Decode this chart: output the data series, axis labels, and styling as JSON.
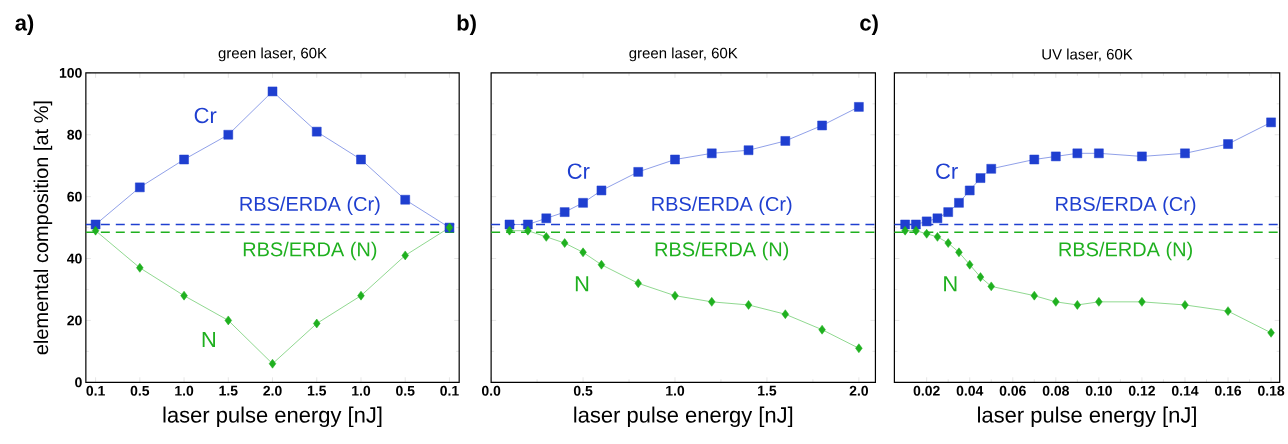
{
  "chart_data": [
    {
      "type": "line",
      "title": "green laser, 60K",
      "xlabel": "laser pulse energy [nJ]",
      "ylabel": "elemental composition [at %]",
      "annotations": [
        "a)"
      ],
      "categories": [
        "0.1",
        "0.5",
        "1.0",
        "1.5",
        "2.0",
        "1.5",
        "1.0",
        "0.5",
        "0.1"
      ],
      "series": [
        {
          "name": "Cr",
          "color": "#1f3fd0",
          "marker": "square",
          "values": [
            51,
            63,
            72,
            80,
            94,
            81,
            72,
            59,
            50
          ]
        },
        {
          "name": "N",
          "color": "#1fb01f",
          "marker": "diamond",
          "values": [
            49,
            37,
            28,
            20,
            6,
            19,
            28,
            41,
            50
          ]
        }
      ],
      "ylim": [
        0,
        100
      ],
      "yticks": [
        0,
        20,
        40,
        60,
        80,
        100
      ],
      "ref_lines": [
        {
          "axis": "y",
          "value": 51,
          "label": "RBS/ERDA (Cr)",
          "color": "#1f3fd0",
          "line_style": "dashed"
        },
        {
          "axis": "y",
          "value": 48.5,
          "label": "RBS/ERDA (N)",
          "color": "#1fb01f",
          "line_style": "dashed"
        }
      ]
    },
    {
      "type": "line",
      "title": "green laser, 60K",
      "xlabel": "laser pulse energy [nJ]",
      "annotations": [
        "b)"
      ],
      "x": [
        0.1,
        0.2,
        0.3,
        0.4,
        0.5,
        0.6,
        0.8,
        1.0,
        1.2,
        1.4,
        1.6,
        1.8,
        2.0
      ],
      "series": [
        {
          "name": "Cr",
          "color": "#1f3fd0",
          "marker": "square",
          "values": [
            51,
            51,
            53,
            55,
            58,
            62,
            68,
            72,
            74,
            75,
            78,
            83,
            89
          ]
        },
        {
          "name": "N",
          "color": "#1fb01f",
          "marker": "diamond",
          "values": [
            49,
            49,
            47,
            45,
            42,
            38,
            32,
            28,
            26,
            25,
            22,
            17,
            11
          ]
        }
      ],
      "xlim": [
        0,
        2.09
      ],
      "xticks": [
        {
          "value": 0,
          "label": "0.0"
        },
        0.5,
        {
          "value": 1,
          "label": "1.0"
        },
        1.5,
        {
          "value": 2,
          "label": "2.0"
        }
      ],
      "ylim": [
        0,
        100
      ],
      "yticks": [
        0,
        20,
        40,
        60,
        80,
        100
      ],
      "tick_labels": "x",
      "ref_lines": [
        {
          "axis": "y",
          "value": 51,
          "label": "RBS/ERDA (Cr)",
          "color": "#1f3fd0",
          "line_style": "dashed"
        },
        {
          "axis": "y",
          "value": 48.5,
          "label": "RBS/ERDA (N)",
          "color": "#1fb01f",
          "line_style": "dashed"
        }
      ]
    },
    {
      "type": "line",
      "title": "UV laser, 60K",
      "xlabel": "laser pulse energy [nJ]",
      "annotations": [
        "c)"
      ],
      "x": [
        0.01,
        0.015,
        0.02,
        0.025,
        0.03,
        0.035,
        0.04,
        0.045,
        0.05,
        0.07,
        0.08,
        0.09,
        0.1,
        0.12,
        0.14,
        0.16,
        0.18
      ],
      "series": [
        {
          "name": "Cr",
          "color": "#1f3fd0",
          "marker": "square",
          "values": [
            51,
            51,
            52,
            53,
            55,
            58,
            62,
            66,
            69,
            72,
            73,
            74,
            74,
            73,
            74,
            77,
            84
          ]
        },
        {
          "name": "N",
          "color": "#1fb01f",
          "marker": "diamond",
          "values": [
            49,
            49,
            48,
            47,
            45,
            42,
            38,
            34,
            31,
            28,
            26,
            25,
            26,
            26,
            25,
            23,
            16
          ]
        }
      ],
      "xlim": [
        0.005,
        0.184
      ],
      "xticks": [
        0.02,
        0.04,
        0.06,
        0.08,
        {
          "value": 0.1,
          "label": "0.10"
        },
        0.12,
        0.14,
        0.16,
        0.18
      ],
      "ylim": [
        0,
        100
      ],
      "yticks": [
        0,
        20,
        40,
        60,
        80,
        100
      ],
      "tick_labels": "x",
      "ref_lines": [
        {
          "axis": "y",
          "value": 51,
          "label": "RBS/ERDA (Cr)",
          "color": "#1f3fd0",
          "line_style": "dashed"
        },
        {
          "axis": "y",
          "value": 48.5,
          "label": "RBS/ERDA (N)",
          "color": "#1fb01f",
          "line_style": "dashed"
        }
      ]
    }
  ]
}
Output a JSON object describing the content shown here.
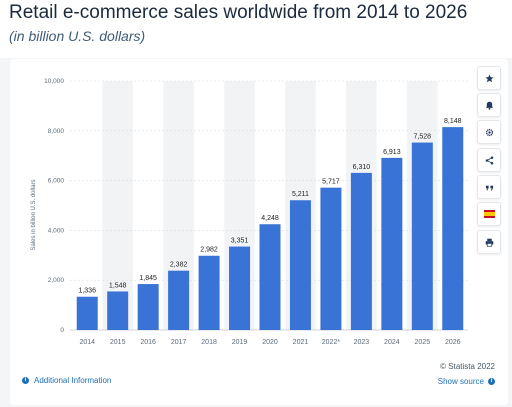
{
  "header": {
    "title": "Retail e-commerce sales worldwide from 2014 to 2026",
    "subtitle": "(in billion U.S. dollars)"
  },
  "chart_data": {
    "type": "bar",
    "categories": [
      "2014",
      "2015",
      "2016",
      "2017",
      "2018",
      "2019",
      "2020",
      "2021",
      "2022*",
      "2023",
      "2024",
      "2025",
      "2026"
    ],
    "values": [
      1336,
      1548,
      1845,
      2382,
      2982,
      3351,
      4248,
      5211,
      5717,
      6310,
      6913,
      7528,
      8148
    ],
    "value_labels": [
      "1,336",
      "1,548",
      "1,845",
      "2,382",
      "2,982",
      "3,351",
      "4,248",
      "5,211",
      "5,717",
      "6,310",
      "6,913",
      "7,528",
      "8,148"
    ],
    "ylabel": "Sales in billion U.S. dollars",
    "yticks": [
      0,
      2000,
      4000,
      6000,
      8000,
      10000
    ],
    "ytick_labels": [
      "0",
      "2,000",
      "4,000",
      "6,000",
      "8,000",
      "10,000"
    ],
    "ylim": [
      0,
      10000
    ],
    "bar_color": "#3a73d6",
    "grid": true
  },
  "toolbar": {
    "buttons": [
      {
        "name": "star-icon"
      },
      {
        "name": "bell-icon"
      },
      {
        "name": "gear-icon"
      },
      {
        "name": "share-icon"
      },
      {
        "name": "quote-icon"
      },
      {
        "name": "flag-icon"
      },
      {
        "name": "print-icon"
      }
    ]
  },
  "footer": {
    "info_label": "Additional Information",
    "copyright": "© Statista 2022",
    "source_label": "Show source"
  }
}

··········

Short exercise –
Without the pictures, restate all the entries above exactly.

Exercise response –
Decode this chart: output the data series, axis labels, and styling as JSON.
{
  "chart_data": [
    {
      "type": "line",
      "title": "green laser, 60K",
      "xlabel": "laser pulse energy [nJ]",
      "ylabel": "elemental composition [at %]",
      "annotations": [
        "a)"
      ],
      "categories": [
        "0.1",
        "0.5",
        "1.0",
        "1.5",
        "2.0",
        "1.5",
        "1.0",
        "0.5",
        "0.1"
      ],
      "series": [
        {
          "name": "Cr",
          "color": "#1f3fd0",
          "marker": "square",
          "values": [
            51,
            63,
            72,
            80,
            94,
            81,
            72,
            59,
            50
          ]
        },
        {
          "name": "N",
          "color": "#1fb01f",
          "marker": "diamond",
          "values": [
            49,
            37,
            28,
            20,
            6,
            19,
            28,
            41,
            50
          ]
        }
      ],
      "ylim": [
        0,
        100
      ],
      "yticks": [
        0,
        20,
        40,
        60,
        80,
        100
      ],
      "ref_lines": [
        {
          "axis": "y",
          "value": 51,
          "label": "RBS/ERDA (Cr)",
          "color": "#1f3fd0",
          "line_style": "dashed"
        },
        {
          "axis": "y",
          "value": 48.5,
          "label": "RBS/ERDA (N)",
          "color": "#1fb01f",
          "line_style": "dashed"
        }
      ]
    },
    {
      "type": "line",
      "title": "green laser, 60K",
      "xlabel": "laser pulse energy [nJ]",
      "annotations": [
        "b)"
      ],
      "x": [
        0.1,
        0.2,
        0.3,
        0.4,
        0.5,
        0.6,
        0.8,
        1.0,
        1.2,
        1.4,
        1.6,
        1.8,
        2.0
      ],
      "series": [
        {
          "name": "Cr",
          "color": "#1f3fd0",
          "marker": "square",
          "values": [
            51,
            51,
            53,
            55,
            58,
            62,
            68,
            72,
            74,
            75,
            78,
            83,
            89
          ]
        },
        {
          "name": "N",
          "color": "#1fb01f",
          "marker": "diamond",
          "values": [
            49,
            49,
            47,
            45,
            42,
            38,
            32,
            28,
            26,
            25,
            22,
            17,
            11
          ]
        }
      ],
      "xlim": [
        0,
        2.09
      ],
      "xticks": [
        {
          "value": 0,
          "label": "0.0"
        },
        0.5,
        {
          "value": 1,
          "label": "1.0"
        },
        1.5,
        {
          "value": 2,
          "label": "2.0"
        }
      ],
      "ylim": [
        0,
        100
      ],
      "yticks": [
        0,
        20,
        40,
        60,
        80,
        100
      ],
      "tick_labels": "x",
      "ref_lines": [
        {
          "axis": "y",
          "value": 51,
          "label": "RBS/ERDA (Cr)",
          "color": "#1f3fd0",
          "line_style": "dashed"
        },
        {
          "axis": "y",
          "value": 48.5,
          "label": "RBS/ERDA (N)",
          "color": "#1fb01f",
          "line_style": "dashed"
        }
      ]
    },
    {
      "type": "line",
      "title": "UV laser, 60K",
      "xlabel": "laser pulse energy [nJ]",
      "annotations": [
        "c)"
      ],
      "x": [
        0.01,
        0.015,
        0.02,
        0.025,
        0.03,
        0.035,
        0.04,
        0.045,
        0.05,
        0.07,
        0.08,
        0.09,
        0.1,
        0.12,
        0.14,
        0.16,
        0.18
      ],
      "series": [
        {
          "name": "Cr",
          "color": "#1f3fd0",
          "marker": "square",
          "values": [
            51,
            51,
            52,
            53,
            55,
            58,
            62,
            66,
            69,
            72,
            73,
            74,
            74,
            73,
            74,
            77,
            84
          ]
        },
        {
          "name": "N",
          "color": "#1fb01f",
          "marker": "diamond",
          "values": [
            49,
            49,
            48,
            47,
            45,
            42,
            38,
            34,
            31,
            28,
            26,
            25,
            26,
            26,
            25,
            23,
            16
          ]
        }
      ],
      "xlim": [
        0.005,
        0.184
      ],
      "xticks": [
        0.02,
        0.04,
        0.06,
        0.08,
        {
          "value": 0.1,
          "label": "0.10"
        },
        0.12,
        0.14,
        0.16,
        0.18
      ],
      "ylim": [
        0,
        100
      ],
      "yticks": [
        0,
        20,
        40,
        60,
        80,
        100
      ],
      "tick_labels": "x",
      "ref_lines": [
        {
          "axis": "y",
          "value": 51,
          "label": "RBS/ERDA (Cr)",
          "color": "#1f3fd0",
          "line_style": "dashed"
        },
        {
          "axis": "y",
          "value": 48.5,
          "label": "RBS/ERDA (N)",
          "color": "#1fb01f",
          "line_style": "dashed"
        }
      ]
    }
  ]
}
Output a JSON object describing the content shown here.
{
  "header": {
    "title": "Retail e-commerce sales worldwide from 2014 to 2026",
    "subtitle": "(in billion U.S. dollars)"
  },
  "chart_data": {
    "type": "bar",
    "categories": [
      "2014",
      "2015",
      "2016",
      "2017",
      "2018",
      "2019",
      "2020",
      "2021",
      "2022*",
      "2023",
      "2024",
      "2025",
      "2026"
    ],
    "values": [
      1336,
      1548,
      1845,
      2382,
      2982,
      3351,
      4248,
      5211,
      5717,
      6310,
      6913,
      7528,
      8148
    ],
    "value_labels": [
      "1,336",
      "1,548",
      "1,845",
      "2,382",
      "2,982",
      "3,351",
      "4,248",
      "5,211",
      "5,717",
      "6,310",
      "6,913",
      "7,528",
      "8,148"
    ],
    "ylabel": "Sales in billion U.S. dollars",
    "yticks": [
      0,
      2000,
      4000,
      6000,
      8000,
      10000
    ],
    "ytick_labels": [
      "0",
      "2,000",
      "4,000",
      "6,000",
      "8,000",
      "10,000"
    ],
    "ylim": [
      0,
      10000
    ],
    "bar_color": "#3a73d6",
    "grid": true
  },
  "toolbar": {
    "buttons": [
      {
        "name": "star-icon"
      },
      {
        "name": "bell-icon"
      },
      {
        "name": "gear-icon"
      },
      {
        "name": "share-icon"
      },
      {
        "name": "quote-icon"
      },
      {
        "name": "flag-icon"
      },
      {
        "name": "print-icon"
      }
    ]
  },
  "footer": {
    "info_label": "Additional Information",
    "copyright": "© Statista 2022",
    "source_label": "Show source"
  }
}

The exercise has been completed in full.